PROBLEM: Can you reproduce the data beneath, keeping every line exact?

DATASET ROWS:
====

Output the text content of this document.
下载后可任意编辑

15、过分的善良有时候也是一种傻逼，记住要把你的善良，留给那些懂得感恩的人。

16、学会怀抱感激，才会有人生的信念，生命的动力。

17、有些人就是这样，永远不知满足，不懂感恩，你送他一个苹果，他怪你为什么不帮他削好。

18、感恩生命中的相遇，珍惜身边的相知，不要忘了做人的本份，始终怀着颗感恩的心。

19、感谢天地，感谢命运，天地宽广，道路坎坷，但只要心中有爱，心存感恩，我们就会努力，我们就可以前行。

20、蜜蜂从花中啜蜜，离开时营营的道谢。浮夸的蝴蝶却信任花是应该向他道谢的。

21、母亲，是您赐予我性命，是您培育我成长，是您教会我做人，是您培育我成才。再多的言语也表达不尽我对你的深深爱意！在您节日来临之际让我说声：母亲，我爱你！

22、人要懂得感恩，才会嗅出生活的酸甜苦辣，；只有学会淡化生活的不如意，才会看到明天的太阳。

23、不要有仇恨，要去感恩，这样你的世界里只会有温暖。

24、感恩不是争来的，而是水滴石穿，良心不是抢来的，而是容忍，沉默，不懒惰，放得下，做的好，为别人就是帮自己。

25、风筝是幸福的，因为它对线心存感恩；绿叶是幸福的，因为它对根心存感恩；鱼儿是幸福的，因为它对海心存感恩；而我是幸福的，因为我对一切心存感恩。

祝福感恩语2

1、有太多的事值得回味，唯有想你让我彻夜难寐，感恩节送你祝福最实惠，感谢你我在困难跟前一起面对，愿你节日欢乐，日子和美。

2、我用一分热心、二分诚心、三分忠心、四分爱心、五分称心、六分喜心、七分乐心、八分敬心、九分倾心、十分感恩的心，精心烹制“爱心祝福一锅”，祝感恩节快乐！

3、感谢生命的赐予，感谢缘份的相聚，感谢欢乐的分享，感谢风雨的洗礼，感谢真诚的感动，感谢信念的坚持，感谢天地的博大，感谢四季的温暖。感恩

====

ANSWER TO THE TASK:
Output the text content of this document.
下载后可任意编辑

15、过分的善良有时候也是一种傻逼，记住要把你的善良，留给那些懂得感恩的人。

16、学会怀抱感激，才会有人生的信念，生命的动力。

17、有些人就是这样，永远不知满足，不懂感恩，你送他一个苹果，他怪你为什么不帮他削好。

18、感恩生命中的相遇，珍惜身边的相知，不要忘了做人的本份，始终怀着颗感恩的心。

19、感谢天地，感谢命运，天地宽广，道路坎坷，但只要心中有爱，心存感恩，我们就会努力，我们就可以前行。

20、蜜蜂从花中啜蜜，离开时营营的道谢。浮夸的蝴蝶却信任花是应该向他道谢的。

21、母亲，是您赐予我性命，是您培育我成长，是您教会我做人，是您培育我成才。再多的言语也表达不尽我对你的深深爱意！在您节日来临之际让我说声：母亲，我爱你！

22、人要懂得感恩，才会嗅出生活的酸甜苦辣，；只有学会淡化生活的不如意，才会看到明天的太阳。

23、不要有仇恨，要去感恩，这样你的世界里只会有温暖。

24、感恩不是争来的，而是水滴石穿，良心不是抢来的，而是容忍，沉默，不懒惰，放得下，做的好，为别人就是帮自己。

25、风筝是幸福的，因为它对线心存感恩；绿叶是幸福的，因为它对根心存感恩；鱼儿是幸福的，因为它对海心存感恩；而我是幸福的，因为我对一切心存感恩。

祝福感恩语2

1、有太多的事值得回味，唯有想你让我彻夜难寐，感恩节送你祝福最实惠，感谢你我在困难跟前一起面对，愿你节日欢乐，日子和美。

2、我用一分热心、二分诚心、三分忠心、四分爱心、五分称心、六分喜心、七分乐心、八分敬心、九分倾心、十分感恩的心，精心烹制“爱心祝福一锅”，祝感恩节快乐！

3、感谢生命的赐予，感谢缘份的相聚，感谢欢乐的分享，感谢风雨的洗礼，感谢真诚的感动，感谢信念的坚持，感谢天地的博大，感谢四季的温暖。感恩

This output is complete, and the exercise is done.